### ENTRIES PROVIDED
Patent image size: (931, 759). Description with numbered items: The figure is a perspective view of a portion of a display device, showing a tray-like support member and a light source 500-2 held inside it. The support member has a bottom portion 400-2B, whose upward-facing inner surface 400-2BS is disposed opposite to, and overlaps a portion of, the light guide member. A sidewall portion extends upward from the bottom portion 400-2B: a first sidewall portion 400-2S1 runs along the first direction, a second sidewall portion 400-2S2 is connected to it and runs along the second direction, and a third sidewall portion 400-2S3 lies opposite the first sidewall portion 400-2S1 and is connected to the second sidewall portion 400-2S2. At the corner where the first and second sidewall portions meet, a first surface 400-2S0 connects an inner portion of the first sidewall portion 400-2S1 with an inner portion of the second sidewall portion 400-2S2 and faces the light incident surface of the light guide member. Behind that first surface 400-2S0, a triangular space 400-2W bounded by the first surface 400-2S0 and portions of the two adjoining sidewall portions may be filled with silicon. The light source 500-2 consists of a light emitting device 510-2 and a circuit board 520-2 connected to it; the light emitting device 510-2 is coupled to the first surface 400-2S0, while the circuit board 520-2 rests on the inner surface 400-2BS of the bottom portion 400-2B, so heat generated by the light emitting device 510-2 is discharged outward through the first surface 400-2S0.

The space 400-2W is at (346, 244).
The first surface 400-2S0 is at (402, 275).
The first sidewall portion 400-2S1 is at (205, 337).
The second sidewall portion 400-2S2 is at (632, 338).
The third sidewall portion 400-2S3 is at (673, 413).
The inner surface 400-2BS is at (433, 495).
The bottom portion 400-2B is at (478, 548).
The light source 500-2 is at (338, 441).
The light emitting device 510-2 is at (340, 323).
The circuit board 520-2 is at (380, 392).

### PROBLEM
Copy out every line of the records above verbatim, in the same order.

### WRITTEN ANSWER
Patent image size: (931, 759). Description with numbered items: The figure is a perspective view of a portion of a display device, showing a tray-like support member and a light source 500-2 held inside it. The support member has a bottom portion 400-2B, whose upward-facing inner surface 400-2BS is disposed opposite to, and overlaps a portion of, the light guide member. A sidewall portion extends upward from the bottom portion 400-2B: a first sidewall portion 400-2S1 runs along the first direction, a second sidewall portion 400-2S2 is connected to it and runs along the second direction, and a third sidewall portion 400-2S3 lies opposite the first sidewall portion 400-2S1 and is connected to the second sidewall portion 400-2S2. At the corner where the first and second sidewall portions meet, a first surface 400-2S0 connects an inner portion of the first sidewall portion 400-2S1 with an inner portion of the second sidewall portion 400-2S2 and faces the light incident surface of the light guide member. Behind that first surface 400-2S0, a triangular space 400-2W bounded by the first surface 400-2S0 and portions of the two adjoining sidewall portions may be filled with silicon. The light source 500-2 consists of a light emitting device 510-2 and a circuit board 520-2 connected to it; the light emitting device 510-2 is coupled to the first surface 400-2S0, while the circuit board 520-2 rests on the inner surface 400-2BS of the bottom portion 400-2B, so heat generated by the light emitting device 510-2 is discharged outward through the first surface 400-2S0.

The space 400-2W is at (346, 244).
The first surface 400-2S0 is at (402, 275).
The first sidewall portion 400-2S1 is at (205, 337).
The second sidewall portion 400-2S2 is at (632, 338).
The third sidewall portion 400-2S3 is at (673, 413).
The inner surface 400-2BS is at (433, 495).
The bottom portion 400-2B is at (478, 548).
The light source 500-2 is at (338, 441).
The light emitting device 510-2 is at (340, 323).
The circuit board 520-2 is at (380, 392).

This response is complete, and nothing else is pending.